* TASK TO CARRY OUT: Print the entries in full, word for word, but not the pictures.

::: DATASET EXTRACT :::

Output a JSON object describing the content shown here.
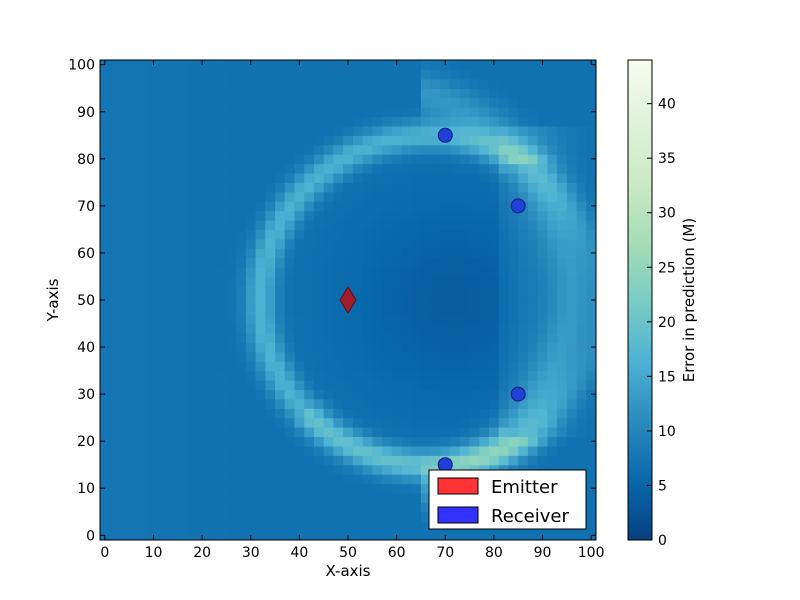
{
  "chart_data": {
    "type": "heatmap",
    "xlabel": "X-axis",
    "ylabel": "Y-axis",
    "xlim": [
      -1,
      101
    ],
    "ylim": [
      -1,
      101
    ],
    "x_ticks": [
      0,
      10,
      20,
      30,
      40,
      50,
      60,
      70,
      80,
      90,
      100
    ],
    "y_ticks": [
      0,
      10,
      20,
      30,
      40,
      50,
      60,
      70,
      80,
      90,
      100
    ],
    "colorbar": {
      "label": "Error in prediction (M)",
      "range": [
        0,
        44
      ],
      "ticks": [
        0,
        5,
        10,
        15,
        20,
        25,
        30,
        35,
        40
      ],
      "colormap": "GnBu_r",
      "colors": [
        "#084081",
        "#0868ac",
        "#2b8cbe",
        "#4eb3d3",
        "#7bccc4",
        "#a8ddb5",
        "#ccebc5",
        "#e0f3db",
        "#f7fcf0"
      ]
    },
    "heatmap_model": {
      "background": 7.0,
      "center_dip": {
        "x": 72,
        "y": 50,
        "radius": 22,
        "min": 4.0
      },
      "main_ring": {
        "x": 67,
        "y": 50,
        "radius": 35,
        "peak": 16.5,
        "bottom_peak": 19.5
      },
      "outer_ring": {
        "x": 52,
        "y": 52,
        "radius": 44,
        "peak": 13.5
      }
    },
    "legend": {
      "position": "lower-right",
      "entries": [
        {
          "label": "Emitter",
          "color": "#ff3333"
        },
        {
          "label": "Receiver",
          "color": "#3333ff"
        }
      ]
    },
    "series": [
      {
        "name": "Emitter",
        "marker": "diamond",
        "color": "#a01e2c",
        "points": [
          [
            50,
            50
          ]
        ]
      },
      {
        "name": "Receiver",
        "marker": "circle",
        "color": "#1f3fd6",
        "points": [
          [
            70,
            85
          ],
          [
            85,
            70
          ],
          [
            85,
            30
          ],
          [
            70,
            15
          ]
        ]
      }
    ]
  }
}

:::

* RESPONSE:
Output a JSON object describing the content shown here.
{
  "chart_data": {
    "type": "heatmap",
    "xlabel": "X-axis",
    "ylabel": "Y-axis",
    "xlim": [
      -1,
      101
    ],
    "ylim": [
      -1,
      101
    ],
    "x_ticks": [
      0,
      10,
      20,
      30,
      40,
      50,
      60,
      70,
      80,
      90,
      100
    ],
    "y_ticks": [
      0,
      10,
      20,
      30,
      40,
      50,
      60,
      70,
      80,
      90,
      100
    ],
    "colorbar": {
      "label": "Error in prediction (M)",
      "range": [
        0,
        44
      ],
      "ticks": [
        0,
        5,
        10,
        15,
        20,
        25,
        30,
        35,
        40
      ],
      "colormap": "GnBu_r",
      "colors": [
        "#084081",
        "#0868ac",
        "#2b8cbe",
        "#4eb3d3",
        "#7bccc4",
        "#a8ddb5",
        "#ccebc5",
        "#e0f3db",
        "#f7fcf0"
      ]
    },
    "heatmap_model": {
      "background": 7.0,
      "center_dip": {
        "x": 72,
        "y": 50,
        "radius": 22,
        "min": 4.0
      },
      "main_ring": {
        "x": 67,
        "y": 50,
        "radius": 35,
        "peak": 16.5,
        "bottom_peak": 19.5
      },
      "outer_ring": {
        "x": 52,
        "y": 52,
        "radius": 44,
        "peak": 13.5
      }
    },
    "legend": {
      "position": "lower-right",
      "entries": [
        {
          "label": "Emitter",
          "color": "#ff3333"
        },
        {
          "label": "Receiver",
          "color": "#3333ff"
        }
      ]
    },
    "series": [
      {
        "name": "Emitter",
        "marker": "diamond",
        "color": "#a01e2c",
        "points": [
          [
            50,
            50
          ]
        ]
      },
      {
        "name": "Receiver",
        "marker": "circle",
        "color": "#1f3fd6",
        "points": [
          [
            70,
            85
          ],
          [
            85,
            70
          ],
          [
            85,
            30
          ],
          [
            70,
            15
          ]
        ]
      }
    ]
  }
}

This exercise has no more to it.